- [THE REQUEST]
Would you output the whole listing below, exactly as it reads?

══ RECORDS PROVIDED ══

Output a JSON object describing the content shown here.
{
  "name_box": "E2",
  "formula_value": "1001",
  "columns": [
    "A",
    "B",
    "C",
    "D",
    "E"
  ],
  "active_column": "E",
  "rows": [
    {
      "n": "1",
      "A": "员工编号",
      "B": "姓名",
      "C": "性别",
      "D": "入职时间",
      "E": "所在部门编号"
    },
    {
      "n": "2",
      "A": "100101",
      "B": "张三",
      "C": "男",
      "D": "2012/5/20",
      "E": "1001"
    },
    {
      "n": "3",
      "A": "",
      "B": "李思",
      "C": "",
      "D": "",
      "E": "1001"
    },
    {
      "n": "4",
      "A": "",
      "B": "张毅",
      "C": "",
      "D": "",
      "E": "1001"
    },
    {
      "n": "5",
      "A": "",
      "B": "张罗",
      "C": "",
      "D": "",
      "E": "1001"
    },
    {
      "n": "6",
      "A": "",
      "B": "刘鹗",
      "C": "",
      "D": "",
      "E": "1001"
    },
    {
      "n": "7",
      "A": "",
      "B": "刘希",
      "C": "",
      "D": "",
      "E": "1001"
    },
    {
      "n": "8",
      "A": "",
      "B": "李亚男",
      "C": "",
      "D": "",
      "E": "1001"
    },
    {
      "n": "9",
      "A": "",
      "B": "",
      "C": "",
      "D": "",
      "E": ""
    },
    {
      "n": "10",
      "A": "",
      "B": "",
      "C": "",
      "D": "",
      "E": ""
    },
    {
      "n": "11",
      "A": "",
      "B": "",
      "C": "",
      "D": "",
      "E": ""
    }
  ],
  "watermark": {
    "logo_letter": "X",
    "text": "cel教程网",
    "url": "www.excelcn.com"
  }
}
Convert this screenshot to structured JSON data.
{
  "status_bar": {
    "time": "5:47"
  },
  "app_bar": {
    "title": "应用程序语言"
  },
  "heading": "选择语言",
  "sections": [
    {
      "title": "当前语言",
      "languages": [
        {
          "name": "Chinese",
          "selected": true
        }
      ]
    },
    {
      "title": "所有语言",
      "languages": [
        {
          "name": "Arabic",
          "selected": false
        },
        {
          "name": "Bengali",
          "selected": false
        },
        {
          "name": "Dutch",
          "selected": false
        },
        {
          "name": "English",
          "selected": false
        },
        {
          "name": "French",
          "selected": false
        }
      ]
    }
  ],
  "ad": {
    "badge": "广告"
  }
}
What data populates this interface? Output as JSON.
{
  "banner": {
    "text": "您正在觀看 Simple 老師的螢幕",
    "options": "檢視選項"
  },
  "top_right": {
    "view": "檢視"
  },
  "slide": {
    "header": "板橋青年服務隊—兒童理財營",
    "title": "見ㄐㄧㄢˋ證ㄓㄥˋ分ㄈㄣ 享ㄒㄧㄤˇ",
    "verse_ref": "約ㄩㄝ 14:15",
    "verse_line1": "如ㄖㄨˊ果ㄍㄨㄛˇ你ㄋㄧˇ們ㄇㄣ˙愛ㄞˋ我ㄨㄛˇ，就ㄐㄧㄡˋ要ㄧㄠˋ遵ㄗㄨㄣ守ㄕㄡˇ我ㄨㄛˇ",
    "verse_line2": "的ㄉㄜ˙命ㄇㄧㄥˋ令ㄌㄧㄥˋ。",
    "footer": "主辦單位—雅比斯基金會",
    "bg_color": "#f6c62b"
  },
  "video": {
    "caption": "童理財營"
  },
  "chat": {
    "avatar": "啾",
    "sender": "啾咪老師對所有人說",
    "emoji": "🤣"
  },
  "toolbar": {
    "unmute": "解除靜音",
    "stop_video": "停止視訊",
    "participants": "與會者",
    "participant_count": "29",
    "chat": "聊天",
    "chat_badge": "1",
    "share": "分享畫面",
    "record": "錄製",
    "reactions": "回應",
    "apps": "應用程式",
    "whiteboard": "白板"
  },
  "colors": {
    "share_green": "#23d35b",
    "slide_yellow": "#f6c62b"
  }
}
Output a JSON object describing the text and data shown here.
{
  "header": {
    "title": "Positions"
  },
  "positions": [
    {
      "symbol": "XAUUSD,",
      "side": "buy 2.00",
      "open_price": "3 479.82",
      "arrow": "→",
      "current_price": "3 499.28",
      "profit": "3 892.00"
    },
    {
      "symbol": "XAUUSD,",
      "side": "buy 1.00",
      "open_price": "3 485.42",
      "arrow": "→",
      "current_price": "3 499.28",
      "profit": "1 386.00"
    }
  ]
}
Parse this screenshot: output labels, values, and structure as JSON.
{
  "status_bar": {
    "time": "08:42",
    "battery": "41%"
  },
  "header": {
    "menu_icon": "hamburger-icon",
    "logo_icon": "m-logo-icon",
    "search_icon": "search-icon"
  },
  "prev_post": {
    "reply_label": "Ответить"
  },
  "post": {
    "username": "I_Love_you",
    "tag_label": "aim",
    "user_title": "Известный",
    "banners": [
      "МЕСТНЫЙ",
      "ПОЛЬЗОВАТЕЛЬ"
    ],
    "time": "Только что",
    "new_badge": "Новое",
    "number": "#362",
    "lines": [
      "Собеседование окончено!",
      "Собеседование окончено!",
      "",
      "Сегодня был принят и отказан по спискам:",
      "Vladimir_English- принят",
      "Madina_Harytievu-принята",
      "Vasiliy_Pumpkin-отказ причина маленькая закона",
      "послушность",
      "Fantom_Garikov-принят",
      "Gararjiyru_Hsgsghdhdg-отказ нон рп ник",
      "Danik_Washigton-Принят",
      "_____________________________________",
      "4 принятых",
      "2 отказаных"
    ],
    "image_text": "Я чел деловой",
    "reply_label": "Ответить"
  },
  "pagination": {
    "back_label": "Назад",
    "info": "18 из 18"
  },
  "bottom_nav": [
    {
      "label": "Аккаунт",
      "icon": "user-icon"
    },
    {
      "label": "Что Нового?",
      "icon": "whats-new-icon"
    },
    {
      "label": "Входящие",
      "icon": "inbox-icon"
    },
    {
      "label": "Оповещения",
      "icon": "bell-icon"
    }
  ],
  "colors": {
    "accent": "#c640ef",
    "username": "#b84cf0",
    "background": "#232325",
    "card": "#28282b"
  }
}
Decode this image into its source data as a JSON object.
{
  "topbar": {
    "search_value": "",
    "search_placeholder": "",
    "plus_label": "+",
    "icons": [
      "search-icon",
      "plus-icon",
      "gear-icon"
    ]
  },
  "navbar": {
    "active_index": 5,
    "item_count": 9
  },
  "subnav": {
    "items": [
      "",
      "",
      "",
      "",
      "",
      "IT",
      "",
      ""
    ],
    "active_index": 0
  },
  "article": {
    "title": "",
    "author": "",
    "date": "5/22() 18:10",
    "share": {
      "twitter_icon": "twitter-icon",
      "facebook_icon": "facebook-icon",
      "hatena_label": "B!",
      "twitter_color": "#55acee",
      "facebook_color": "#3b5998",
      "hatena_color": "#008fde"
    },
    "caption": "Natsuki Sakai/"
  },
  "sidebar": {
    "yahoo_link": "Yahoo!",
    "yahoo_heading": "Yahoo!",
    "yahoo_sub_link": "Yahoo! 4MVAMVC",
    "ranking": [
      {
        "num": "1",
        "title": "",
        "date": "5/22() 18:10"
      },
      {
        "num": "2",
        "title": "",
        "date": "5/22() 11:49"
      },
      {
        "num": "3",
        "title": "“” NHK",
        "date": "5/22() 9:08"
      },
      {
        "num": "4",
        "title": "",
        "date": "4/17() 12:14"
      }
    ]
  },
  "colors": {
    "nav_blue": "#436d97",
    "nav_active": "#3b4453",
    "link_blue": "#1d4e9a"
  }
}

═══

- [TASK OUTPUT]
Output a JSON object describing the content shown here.
{
  "name_box": "E2",
  "formula_value": "1001",
  "columns": [
    "A",
    "B",
    "C",
    "D",
    "E"
  ],
  "active_column": "E",
  "rows": [
    {
      "n": "1",
      "A": "员工编号",
      "B": "姓名",
      "C": "性别",
      "D": "入职时间",
      "E": "所在部门编号"
    },
    {
      "n": "2",
      "A": "100101",
      "B": "张三",
      "C": "男",
      "D": "2012/5/20",
      "E": "1001"
    },
    {
      "n": "3",
      "A": "",
      "B": "李思",
      "C": "",
      "D": "",
      "E": "1001"
    },
    {
      "n": "4",
      "A": "",
      "B": "张毅",
      "C": "",
      "D": "",
      "E": "1001"
    },
    {
      "n": "5",
      "A": "",
      "B": "张罗",
      "C": "",
      "D": "",
      "E": "1001"
    },
    {
      "n": "6",
      "A": "",
      "B": "刘鹗",
      "C": "",
      "D": "",
      "E": "1001"
    },
    {
      "n": "7",
      "A": "",
      "B": "刘希",
      "C": "",
      "D": "",
      "E": "1001"
    },
    {
      "n": "8",
      "A": "",
      "B": "李亚男",
      "C": "",
      "D": "",
      "E": "1001"
    },
    {
      "n": "9",
      "A": "",
      "B": "",
      "C": "",
      "D": "",
      "E": ""
    },
    {
      "n": "10",
      "A": "",
      "B": "",
      "C": "",
      "D": "",
      "E": ""
    },
    {
      "n": "11",
      "A": "",
      "B": "",
      "C": "",
      "D": "",
      "E": ""
    }
  ],
  "watermark": {
    "logo_letter": "X",
    "text": "cel教程网",
    "url": "www.excelcn.com"
  }
}
Convert this screenshot to structured JSON data.
{
  "status_bar": {
    "time": "5:47"
  },
  "app_bar": {
    "title": "应用程序语言"
  },
  "heading": "选择语言",
  "sections": [
    {
      "title": "当前语言",
      "languages": [
        {
          "name": "Chinese",
          "selected": true
        }
      ]
    },
    {
      "title": "所有语言",
      "languages": [
        {
          "name": "Arabic",
          "selected": false
        },
        {
          "name": "Bengali",
          "selected": false
        },
        {
          "name": "Dutch",
          "selected": false
        },
        {
          "name": "English",
          "selected": false
        },
        {
          "name": "French",
          "selected": false
        }
      ]
    }
  ],
  "ad": {
    "badge": "广告"
  }
}
What data populates this interface? Output as JSON.
{
  "banner": {
    "text": "您正在觀看 Simple 老師的螢幕",
    "options": "檢視選項"
  },
  "top_right": {
    "view": "檢視"
  },
  "slide": {
    "header": "板橋青年服務隊—兒童理財營",
    "title": "見ㄐㄧㄢˋ證ㄓㄥˋ分ㄈㄣ 享ㄒㄧㄤˇ",
    "verse_ref": "約ㄩㄝ 14:15",
    "verse_line1": "如ㄖㄨˊ果ㄍㄨㄛˇ你ㄋㄧˇ們ㄇㄣ˙愛ㄞˋ我ㄨㄛˇ，就ㄐㄧㄡˋ要ㄧㄠˋ遵ㄗㄨㄣ守ㄕㄡˇ我ㄨㄛˇ",
    "verse_line2": "的ㄉㄜ˙命ㄇㄧㄥˋ令ㄌㄧㄥˋ。",
    "footer": "主辦單位—雅比斯基金會",
    "bg_color": "#f6c62b"
  },
  "video": {
    "caption": "童理財營"
  },
  "chat": {
    "avatar": "啾",
    "sender": "啾咪老師對所有人說",
    "emoji": "🤣"
  },
  "toolbar": {
    "unmute": "解除靜音",
    "stop_video": "停止視訊",
    "participants": "與會者",
    "participant_count": "29",
    "chat": "聊天",
    "chat_badge": "1",
    "share": "分享畫面",
    "record": "錄製",
    "reactions": "回應",
    "apps": "應用程式",
    "whiteboard": "白板"
  },
  "colors": {
    "share_green": "#23d35b",
    "slide_yellow": "#f6c62b"
  }
}
Output a JSON object describing the text and data shown here.
{
  "header": {
    "title": "Positions"
  },
  "positions": [
    {
      "symbol": "XAUUSD,",
      "side": "buy 2.00",
      "open_price": "3 479.82",
      "arrow": "→",
      "current_price": "3 499.28",
      "profit": "3 892.00"
    },
    {
      "symbol": "XAUUSD,",
      "side": "buy 1.00",
      "open_price": "3 485.42",
      "arrow": "→",
      "current_price": "3 499.28",
      "profit": "1 386.00"
    }
  ]
}
Parse this screenshot: output labels, values, and structure as JSON.
{
  "status_bar": {
    "time": "08:42",
    "battery": "41%"
  },
  "header": {
    "menu_icon": "hamburger-icon",
    "logo_icon": "m-logo-icon",
    "search_icon": "search-icon"
  },
  "prev_post": {
    "reply_label": "Ответить"
  },
  "post": {
    "username": "I_Love_you",
    "tag_label": "aim",
    "user_title": "Известный",
    "banners": [
      "МЕСТНЫЙ",
      "ПОЛЬЗОВАТЕЛЬ"
    ],
    "time": "Только что",
    "new_badge": "Новое",
    "number": "#362",
    "lines": [
      "Собеседование окончено!",
      "Собеседование окончено!",
      "",
      "Сегодня был принят и отказан по спискам:",
      "Vladimir_English- принят",
      "Madina_Harytievu-принята",
      "Vasiliy_Pumpkin-отказ причина маленькая закона",
      "послушность",
      "Fantom_Garikov-принят",
      "Gararjiyru_Hsgsghdhdg-отказ нон рп ник",
      "Danik_Washigton-Принят",
      "_____________________________________",
      "4 принятых",
      "2 отказаных"
    ],
    "image_text": "Я чел деловой",
    "reply_label": "Ответить"
  },
  "pagination": {
    "back_label": "Назад",
    "info": "18 из 18"
  },
  "bottom_nav": [
    {
      "label": "Аккаунт",
      "icon": "user-icon"
    },
    {
      "label": "Что Нового?",
      "icon": "whats-new-icon"
    },
    {
      "label": "Входящие",
      "icon": "inbox-icon"
    },
    {
      "label": "Оповещения",
      "icon": "bell-icon"
    }
  ],
  "colors": {
    "accent": "#c640ef",
    "username": "#b84cf0",
    "background": "#232325",
    "card": "#28282b"
  }
}
Decode this image into its source data as a JSON object.
{
  "topbar": {
    "search_value": "",
    "search_placeholder": "",
    "plus_label": "+",
    "icons": [
      "search-icon",
      "plus-icon",
      "gear-icon"
    ]
  },
  "navbar": {
    "active_index": 5,
    "item_count": 9
  },
  "subnav": {
    "items": [
      "",
      "",
      "",
      "",
      "",
      "IT",
      "",
      ""
    ],
    "active_index": 0
  },
  "article": {
    "title": "",
    "author": "",
    "date": "5/22() 18:10",
    "share": {
      "twitter_icon": "twitter-icon",
      "facebook_icon": "facebook-icon",
      "hatena_label": "B!",
      "twitter_color": "#55acee",
      "facebook_color": "#3b5998",
      "hatena_color": "#008fde"
    },
    "caption": "Natsuki Sakai/"
  },
  "sidebar": {
    "yahoo_link": "Yahoo!",
    "yahoo_heading": "Yahoo!",
    "yahoo_sub_link": "Yahoo! 4MVAMVC",
    "ranking": [
      {
        "num": "1",
        "title": "",
        "date": "5/22() 18:10"
      },
      {
        "num": "2",
        "title": "",
        "date": "5/22() 11:49"
      },
      {
        "num": "3",
        "title": "“” NHK",
        "date": "5/22() 9:08"
      },
      {
        "num": "4",
        "title": "",
        "date": "4/17() 12:14"
      }
    ]
  },
  "colors": {
    "nav_blue": "#436d97",
    "nav_active": "#3b4453",
    "link_blue": "#1d4e9a"
  }
}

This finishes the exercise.